■ RECORDS FOR THE EXERCISE:
= = = = = = =
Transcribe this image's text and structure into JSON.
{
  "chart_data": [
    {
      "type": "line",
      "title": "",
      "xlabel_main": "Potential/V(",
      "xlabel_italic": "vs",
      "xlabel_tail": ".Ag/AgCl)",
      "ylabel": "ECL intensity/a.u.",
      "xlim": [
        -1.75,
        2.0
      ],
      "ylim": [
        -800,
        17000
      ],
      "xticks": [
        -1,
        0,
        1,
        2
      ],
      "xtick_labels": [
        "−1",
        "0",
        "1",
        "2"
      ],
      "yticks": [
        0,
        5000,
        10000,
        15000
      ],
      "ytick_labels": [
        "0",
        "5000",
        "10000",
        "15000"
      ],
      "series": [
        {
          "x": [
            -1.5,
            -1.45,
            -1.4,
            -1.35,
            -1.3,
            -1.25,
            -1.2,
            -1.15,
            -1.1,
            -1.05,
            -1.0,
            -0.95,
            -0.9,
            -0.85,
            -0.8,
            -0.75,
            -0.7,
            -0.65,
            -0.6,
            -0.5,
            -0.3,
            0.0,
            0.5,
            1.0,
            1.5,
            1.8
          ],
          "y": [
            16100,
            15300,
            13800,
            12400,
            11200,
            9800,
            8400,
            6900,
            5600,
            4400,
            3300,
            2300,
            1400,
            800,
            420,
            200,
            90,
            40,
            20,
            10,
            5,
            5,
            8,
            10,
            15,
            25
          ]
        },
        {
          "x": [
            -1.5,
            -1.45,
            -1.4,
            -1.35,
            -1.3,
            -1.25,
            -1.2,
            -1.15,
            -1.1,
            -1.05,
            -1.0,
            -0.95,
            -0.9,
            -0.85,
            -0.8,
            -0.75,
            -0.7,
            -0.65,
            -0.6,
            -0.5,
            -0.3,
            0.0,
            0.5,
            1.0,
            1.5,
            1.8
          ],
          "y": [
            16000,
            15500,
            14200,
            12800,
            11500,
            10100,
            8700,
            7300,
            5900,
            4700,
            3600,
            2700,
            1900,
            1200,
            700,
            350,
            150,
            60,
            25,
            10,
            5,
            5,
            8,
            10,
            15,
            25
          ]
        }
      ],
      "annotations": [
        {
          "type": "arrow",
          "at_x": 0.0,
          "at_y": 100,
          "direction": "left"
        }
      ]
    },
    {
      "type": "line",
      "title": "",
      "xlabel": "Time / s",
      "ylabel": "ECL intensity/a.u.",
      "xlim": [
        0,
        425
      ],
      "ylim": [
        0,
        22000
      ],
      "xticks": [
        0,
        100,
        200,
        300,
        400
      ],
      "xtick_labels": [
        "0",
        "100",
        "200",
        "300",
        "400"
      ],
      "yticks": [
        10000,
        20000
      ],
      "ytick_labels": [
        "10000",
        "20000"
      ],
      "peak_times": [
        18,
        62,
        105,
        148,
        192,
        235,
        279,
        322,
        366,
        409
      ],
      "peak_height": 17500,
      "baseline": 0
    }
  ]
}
= = = = = = =
■ OBJECTIVE: Your task is to give the records above again, exactly.

■ OUTPUT OF THE TASK:
Transcribe this image's text and structure into JSON.
{
  "chart_data": [
    {
      "type": "line",
      "title": "",
      "xlabel_main": "Potential/V(",
      "xlabel_italic": "vs",
      "xlabel_tail": ".Ag/AgCl)",
      "ylabel": "ECL intensity/a.u.",
      "xlim": [
        -1.75,
        2.0
      ],
      "ylim": [
        -800,
        17000
      ],
      "xticks": [
        -1,
        0,
        1,
        2
      ],
      "xtick_labels": [
        "−1",
        "0",
        "1",
        "2"
      ],
      "yticks": [
        0,
        5000,
        10000,
        15000
      ],
      "ytick_labels": [
        "0",
        "5000",
        "10000",
        "15000"
      ],
      "series": [
        {
          "x": [
            -1.5,
            -1.45,
            -1.4,
            -1.35,
            -1.3,
            -1.25,
            -1.2,
            -1.15,
            -1.1,
            -1.05,
            -1.0,
            -0.95,
            -0.9,
            -0.85,
            -0.8,
            -0.75,
            -0.7,
            -0.65,
            -0.6,
            -0.5,
            -0.3,
            0.0,
            0.5,
            1.0,
            1.5,
            1.8
          ],
          "y": [
            16100,
            15300,
            13800,
            12400,
            11200,
            9800,
            8400,
            6900,
            5600,
            4400,
            3300,
            2300,
            1400,
            800,
            420,
            200,
            90,
            40,
            20,
            10,
            5,
            5,
            8,
            10,
            15,
            25
          ]
        },
        {
          "x": [
            -1.5,
            -1.45,
            -1.4,
            -1.35,
            -1.3,
            -1.25,
            -1.2,
            -1.15,
            -1.1,
            -1.05,
            -1.0,
            -0.95,
            -0.9,
            -0.85,
            -0.8,
            -0.75,
            -0.7,
            -0.65,
            -0.6,
            -0.5,
            -0.3,
            0.0,
            0.5,
            1.0,
            1.5,
            1.8
          ],
          "y": [
            16000,
            15500,
            14200,
            12800,
            11500,
            10100,
            8700,
            7300,
            5900,
            4700,
            3600,
            2700,
            1900,
            1200,
            700,
            350,
            150,
            60,
            25,
            10,
            5,
            5,
            8,
            10,
            15,
            25
          ]
        }
      ],
      "annotations": [
        {
          "type": "arrow",
          "at_x": 0.0,
          "at_y": 100,
          "direction": "left"
        }
      ]
    },
    {
      "type": "line",
      "title": "",
      "xlabel": "Time / s",
      "ylabel": "ECL intensity/a.u.",
      "xlim": [
        0,
        425
      ],
      "ylim": [
        0,
        22000
      ],
      "xticks": [
        0,
        100,
        200,
        300,
        400
      ],
      "xtick_labels": [
        "0",
        "100",
        "200",
        "300",
        "400"
      ],
      "yticks": [
        10000,
        20000
      ],
      "ytick_labels": [
        "10000",
        "20000"
      ],
      "peak_times": [
        18,
        62,
        105,
        148,
        192,
        235,
        279,
        322,
        366,
        409
      ],
      "peak_height": 17500,
      "baseline": 0
    }
  ]
}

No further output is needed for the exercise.